* JOB
Copy out the records in full, word for word, without pictures.

* RECORDS TO USE
::::::

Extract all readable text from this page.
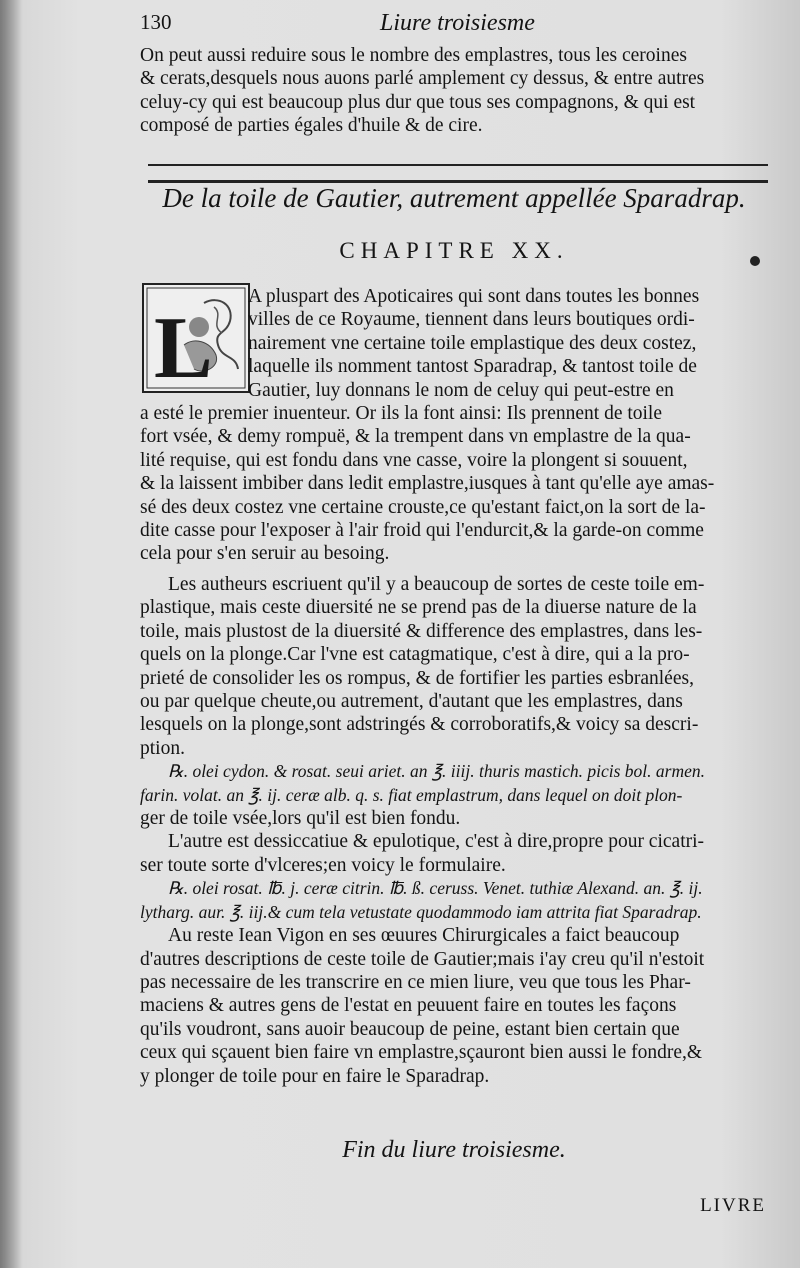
130	Liure troisiesme
On peut aussi reduire sous le nombre des emplastres, tous les ceroines
& cerats,desquels nous auons parlé amplement cy dessus, & entre autres
celuy-cy qui est beaucoup plus dur que tous ses compagnons, & qui est
composé de parties égales d'huile & de cire.
De la toile de Gautier, autrement appellée Sparadrap.
CHAPITRE XX.
L
A pluspart des Apoticaires qui sont dans toutes les bonnes
villes de ce Royaume, tiennent dans leurs boutiques ordi-
nairement vne certaine toile emplastique des deux costez,
laquelle ils nomment tantost Sparadrap, & tantost toile de
Gautier, luy donnans le nom de celuy qui peut-estre en
a esté le premier inuenteur. Or ils la font ainsi: Ils prennent de toile
fort vsée, & demy rompuë, & la trempent dans vn emplastre de la qua-
lité requise, qui est fondu dans vne casse, voire la plongent si souuent,
& la laissent imbiber dans ledit emplastre,iusques à tant qu'elle aye amas-
sé des deux costez vne certaine crouste,ce qu'estant faict,on la sort de la-
dite casse pour l'exposer à l'air froid qui l'endurcit,& la garde-on comme
cela pour s'en seruir au besoing.
Les autheurs escriuent qu'il y a beaucoup de sortes de ceste toile em-
plastique, mais ceste diuersité ne se prend pas de la diuerse nature de la
toile, mais plustost de la diuersité & difference des emplastres, dans les-
quels on la plonge.Car l'vne est catagmatique, c'est à dire, qui a la pro-
prieté de consolider les os rompus, & de fortifier les parties esbranlées,
ou par quelque cheute,ou autrement, d'autant que les emplastres, dans
lesquels on la plonge,sont adstringés & corroboratifs,& voicy sa descri-
ption.
℞. olei cydon. & rosat. seui ariet. an ℥. iiij. thuris mastich. picis bol. armen.
farin. volat. an ℥. ij. ceræ alb. q. s. fiat emplastrum, dans lequel on doit plon-
ger de toile vsée,lors qu'il est bien fondu.
L'autre est dessiccatiue & epulotique, c'est à dire,propre pour cicatri-
ser toute sorte d'vlceres;en voicy le formulaire.
℞. olei rosat. ℔. j. ceræ citrin. ℔. ß. ceruss. Venet. tuthiæ Alexand. an. ℥. ij.
lytharg. aur. ℥. iij.& cum tela vetustate quodammodo iam attrita fiat Sparadrap.
Au reste Iean Vigon en ses œuures Chirurgicales a faict beaucoup
d'autres descriptions de ceste toile de Gautier;mais i'ay creu qu'il n'estoit
pas necessaire de les transcrire en ce mien liure, veu que tous les Phar-
maciens & autres gens de l'estat en peuuent faire en toutes les façons
qu'ils voudront, sans auoir beaucoup de peine, estant bien certain que
ceux qui sçauent bien faire vn emplastre,sçauront bien aussi le fondre,&
y plonger de toile pour en faire le Sparadrap.
Fin du liure troisiesme.
LIVRE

::::::

* ANSWER BELOW
Extract all readable text from this page.
130	Liure troisiesme
On peut aussi reduire sous le nombre des emplastres, tous les ceroines
& cerats,desquels nous auons parlé amplement cy dessus, & entre autres
celuy-cy qui est beaucoup plus dur que tous ses compagnons, & qui est
composé de parties égales d'huile & de cire.
De la toile de Gautier, autrement appellée Sparadrap.
CHAPITRE XX.
L
A pluspart des Apoticaires qui sont dans toutes les bonnes
villes de ce Royaume, tiennent dans leurs boutiques ordi-
nairement vne certaine toile emplastique des deux costez,
laquelle ils nomment tantost Sparadrap, & tantost toile de
Gautier, luy donnans le nom de celuy qui peut-estre en
a esté le premier inuenteur. Or ils la font ainsi: Ils prennent de toile
fort vsée, & demy rompuë, & la trempent dans vn emplastre de la qua-
lité requise, qui est fondu dans vne casse, voire la plongent si souuent,
& la laissent imbiber dans ledit emplastre,iusques à tant qu'elle aye amas-
sé des deux costez vne certaine crouste,ce qu'estant faict,on la sort de la-
dite casse pour l'exposer à l'air froid qui l'endurcit,& la garde-on comme
cela pour s'en seruir au besoing.
Les autheurs escriuent qu'il y a beaucoup de sortes de ceste toile em-
plastique, mais ceste diuersité ne se prend pas de la diuerse nature de la
toile, mais plustost de la diuersité & difference des emplastres, dans les-
quels on la plonge.Car l'vne est catagmatique, c'est à dire, qui a la pro-
prieté de consolider les os rompus, & de fortifier les parties esbranlées,
ou par quelque cheute,ou autrement, d'autant que les emplastres, dans
lesquels on la plonge,sont adstringés & corroboratifs,& voicy sa descri-
ption.
℞. olei cydon. & rosat. seui ariet. an ℥. iiij. thuris mastich. picis bol. armen.
farin. volat. an ℥. ij. ceræ alb. q. s. fiat emplastrum, dans lequel on doit plon-
ger de toile vsée,lors qu'il est bien fondu.
L'autre est dessiccatiue & epulotique, c'est à dire,propre pour cicatri-
ser toute sorte d'vlceres;en voicy le formulaire.
℞. olei rosat. ℔. j. ceræ citrin. ℔. ß. ceruss. Venet. tuthiæ Alexand. an. ℥. ij.
lytharg. aur. ℥. iij.& cum tela vetustate quodammodo iam attrita fiat Sparadrap.
Au reste Iean Vigon en ses œuures Chirurgicales a faict beaucoup
d'autres descriptions de ceste toile de Gautier;mais i'ay creu qu'il n'estoit
pas necessaire de les transcrire en ce mien liure, veu que tous les Phar-
maciens & autres gens de l'estat en peuuent faire en toutes les façons
qu'ils voudront, sans auoir beaucoup de peine, estant bien certain que
ceux qui sçauent bien faire vn emplastre,sçauront bien aussi le fondre,&
y plonger de toile pour en faire le Sparadrap.
Fin du liure troisiesme.
LIVRE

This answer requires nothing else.